## [WRITTEN INSTRUCTION]
Make an exact copy of the entries below with the pictures removed.

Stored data
----

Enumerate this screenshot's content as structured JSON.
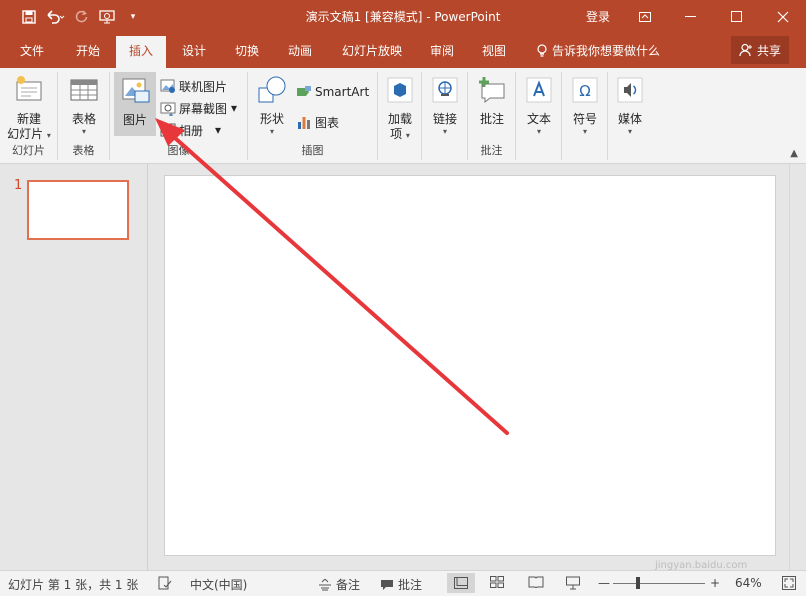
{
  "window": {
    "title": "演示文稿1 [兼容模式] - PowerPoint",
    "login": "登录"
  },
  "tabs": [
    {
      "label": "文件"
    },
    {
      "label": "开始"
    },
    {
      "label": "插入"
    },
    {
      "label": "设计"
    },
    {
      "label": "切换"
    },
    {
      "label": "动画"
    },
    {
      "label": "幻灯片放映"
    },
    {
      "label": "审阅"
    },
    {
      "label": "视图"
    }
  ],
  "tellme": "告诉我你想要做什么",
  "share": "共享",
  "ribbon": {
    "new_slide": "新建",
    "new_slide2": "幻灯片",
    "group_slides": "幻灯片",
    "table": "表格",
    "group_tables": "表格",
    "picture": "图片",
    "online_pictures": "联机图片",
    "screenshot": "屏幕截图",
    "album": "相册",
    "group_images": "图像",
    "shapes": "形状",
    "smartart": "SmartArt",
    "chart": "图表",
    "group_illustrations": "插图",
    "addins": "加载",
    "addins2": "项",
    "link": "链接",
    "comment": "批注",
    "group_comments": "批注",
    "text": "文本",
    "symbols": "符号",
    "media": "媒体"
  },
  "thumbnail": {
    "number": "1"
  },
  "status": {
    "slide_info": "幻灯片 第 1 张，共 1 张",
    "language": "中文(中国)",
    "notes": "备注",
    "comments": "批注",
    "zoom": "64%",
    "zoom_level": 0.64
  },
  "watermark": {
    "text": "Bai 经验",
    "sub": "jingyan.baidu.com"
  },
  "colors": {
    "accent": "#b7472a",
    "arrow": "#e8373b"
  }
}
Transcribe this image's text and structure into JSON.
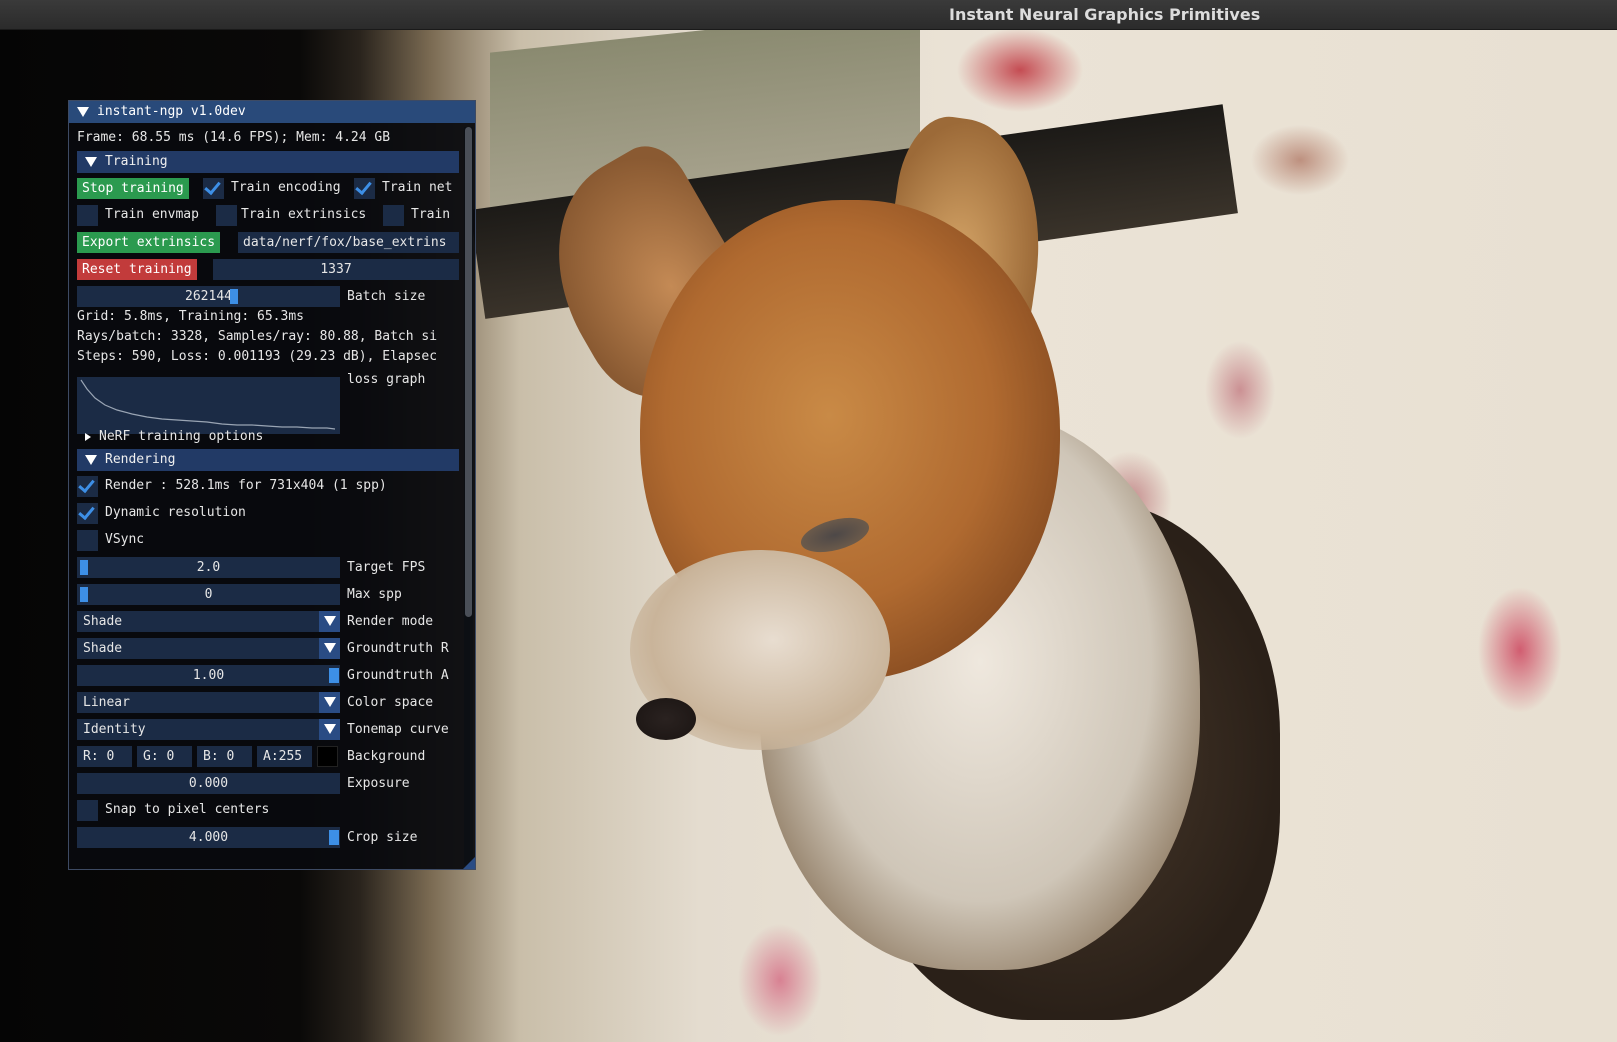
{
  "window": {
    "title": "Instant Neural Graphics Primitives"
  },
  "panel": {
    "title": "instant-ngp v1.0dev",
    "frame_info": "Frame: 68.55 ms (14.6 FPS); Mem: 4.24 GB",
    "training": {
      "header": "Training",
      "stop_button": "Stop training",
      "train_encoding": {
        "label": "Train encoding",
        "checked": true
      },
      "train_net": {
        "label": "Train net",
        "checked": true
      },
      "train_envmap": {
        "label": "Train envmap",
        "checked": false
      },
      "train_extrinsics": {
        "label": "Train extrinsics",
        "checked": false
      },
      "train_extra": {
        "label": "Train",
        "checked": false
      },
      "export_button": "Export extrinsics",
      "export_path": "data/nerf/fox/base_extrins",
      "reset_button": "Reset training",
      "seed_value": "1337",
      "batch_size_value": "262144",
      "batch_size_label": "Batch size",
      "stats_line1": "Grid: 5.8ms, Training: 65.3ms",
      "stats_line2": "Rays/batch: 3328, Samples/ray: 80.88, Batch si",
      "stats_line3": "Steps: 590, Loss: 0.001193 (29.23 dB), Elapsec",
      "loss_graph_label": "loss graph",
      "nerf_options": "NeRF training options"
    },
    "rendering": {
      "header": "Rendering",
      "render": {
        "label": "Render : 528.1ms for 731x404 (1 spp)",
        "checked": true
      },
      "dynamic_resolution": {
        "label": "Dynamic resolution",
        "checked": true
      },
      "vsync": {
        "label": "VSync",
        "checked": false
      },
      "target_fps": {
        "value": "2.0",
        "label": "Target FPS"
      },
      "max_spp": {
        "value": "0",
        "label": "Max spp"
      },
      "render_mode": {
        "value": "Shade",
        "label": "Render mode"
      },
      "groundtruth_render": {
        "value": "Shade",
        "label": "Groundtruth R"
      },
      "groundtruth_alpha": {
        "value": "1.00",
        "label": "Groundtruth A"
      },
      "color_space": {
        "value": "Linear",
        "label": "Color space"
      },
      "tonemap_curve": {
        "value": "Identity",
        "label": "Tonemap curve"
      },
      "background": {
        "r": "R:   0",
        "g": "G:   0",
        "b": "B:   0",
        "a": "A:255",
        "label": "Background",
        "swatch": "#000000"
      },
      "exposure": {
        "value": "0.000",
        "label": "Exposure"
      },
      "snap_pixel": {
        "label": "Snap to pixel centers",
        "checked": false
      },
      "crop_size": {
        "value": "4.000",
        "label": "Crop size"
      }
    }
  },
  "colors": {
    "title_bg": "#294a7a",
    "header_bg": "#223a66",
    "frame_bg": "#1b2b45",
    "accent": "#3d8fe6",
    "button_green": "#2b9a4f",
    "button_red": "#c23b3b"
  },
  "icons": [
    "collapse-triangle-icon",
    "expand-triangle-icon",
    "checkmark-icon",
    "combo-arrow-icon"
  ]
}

----

## [EXPECTED OUTPUT]
Enumerate this screenshot's content as structured JSON.
{
  "window": {
    "title": "演示文稿1 [兼容模式] - PowerPoint",
    "login": "登录"
  },
  "tabs": [
    {
      "label": "文件"
    },
    {
      "label": "开始"
    },
    {
      "label": "插入"
    },
    {
      "label": "设计"
    },
    {
      "label": "切换"
    },
    {
      "label": "动画"
    },
    {
      "label": "幻灯片放映"
    },
    {
      "label": "审阅"
    },
    {
      "label": "视图"
    }
  ],
  "tellme": "告诉我你想要做什么",
  "share": "共享",
  "ribbon": {
    "new_slide": "新建",
    "new_slide2": "幻灯片",
    "group_slides": "幻灯片",
    "table": "表格",
    "group_tables": "表格",
    "picture": "图片",
    "online_pictures": "联机图片",
    "screenshot": "屏幕截图",
    "album": "相册",
    "group_images": "图像",
    "shapes": "形状",
    "smartart": "SmartArt",
    "chart": "图表",
    "group_illustrations": "插图",
    "addins": "加载",
    "addins2": "项",
    "link": "链接",
    "comment": "批注",
    "group_comments": "批注",
    "text": "文本",
    "symbols": "符号",
    "media": "媒体"
  },
  "thumbnail": {
    "number": "1"
  },
  "status": {
    "slide_info": "幻灯片 第 1 张，共 1 张",
    "language": "中文(中国)",
    "notes": "备注",
    "comments": "批注",
    "zoom": "64%",
    "zoom_level": 0.64
  },
  "watermark": {
    "text": "Bai 经验",
    "sub": "jingyan.baidu.com"
  },
  "colors": {
    "accent": "#b7472a",
    "arrow": "#e8373b"
  }
}
Transcribe this image's text and structure into JSON.
{
  "window": {
    "title": "Instant Neural Graphics Primitives"
  },
  "panel": {
    "title": "instant-ngp v1.0dev",
    "frame_info": "Frame: 68.55 ms (14.6 FPS); Mem: 4.24 GB",
    "training": {
      "header": "Training",
      "stop_button": "Stop training",
      "train_encoding": {
        "label": "Train encoding",
        "checked": true
      },
      "train_net": {
        "label": "Train net",
        "checked": true
      },
      "train_envmap": {
        "label": "Train envmap",
        "checked": false
      },
      "train_extrinsics": {
        "label": "Train extrinsics",
        "checked": false
      },
      "train_extra": {
        "label": "Train",
        "checked": false
      },
      "export_button": "Export extrinsics",
      "export_path": "data/nerf/fox/base_extrins",
      "reset_button": "Reset training",
      "seed_value": "1337",
      "batch_size_value": "262144",
      "batch_size_label": "Batch size",
      "stats_line1": "Grid: 5.8ms, Training: 65.3ms",
      "stats_line2": "Rays/batch: 3328, Samples/ray: 80.88, Batch si",
      "stats_line3": "Steps: 590, Loss: 0.001193 (29.23 dB), Elapsec",
      "loss_graph_label": "loss graph",
      "nerf_options": "NeRF training options"
    },
    "rendering": {
      "header": "Rendering",
      "render": {
        "label": "Render : 528.1ms for 731x404 (1 spp)",
        "checked": true
      },
      "dynamic_resolution": {
        "label": "Dynamic resolution",
        "checked": true
      },
      "vsync": {
        "label": "VSync",
        "checked": false
      },
      "target_fps": {
        "value": "2.0",
        "label": "Target FPS"
      },
      "max_spp": {
        "value": "0",
        "label": "Max spp"
      },
      "render_mode": {
        "value": "Shade",
        "label": "Render mode"
      },
      "groundtruth_render": {
        "value": "Shade",
        "label": "Groundtruth R"
      },
      "groundtruth_alpha": {
        "value": "1.00",
        "label": "Groundtruth A"
      },
      "color_space": {
        "value": "Linear",
        "label": "Color space"
      },
      "tonemap_curve": {
        "value": "Identity",
        "label": "Tonemap curve"
      },
      "background": {
        "r": "R:   0",
        "g": "G:   0",
        "b": "B:   0",
        "a": "A:255",
        "label": "Background",
        "swatch": "#000000"
      },
      "exposure": {
        "value": "0.000",
        "label": "Exposure"
      },
      "snap_pixel": {
        "label": "Snap to pixel centers",
        "checked": false
      },
      "crop_size": {
        "value": "4.000",
        "label": "Crop size"
      }
    }
  },
  "colors": {
    "title_bg": "#294a7a",
    "header_bg": "#223a66",
    "frame_bg": "#1b2b45",
    "accent": "#3d8fe6",
    "button_green": "#2b9a4f",
    "button_red": "#c23b3b"
  },
  "icons": [
    "collapse-triangle-icon",
    "expand-triangle-icon",
    "checkmark-icon",
    "combo-arrow-icon"
  ]
}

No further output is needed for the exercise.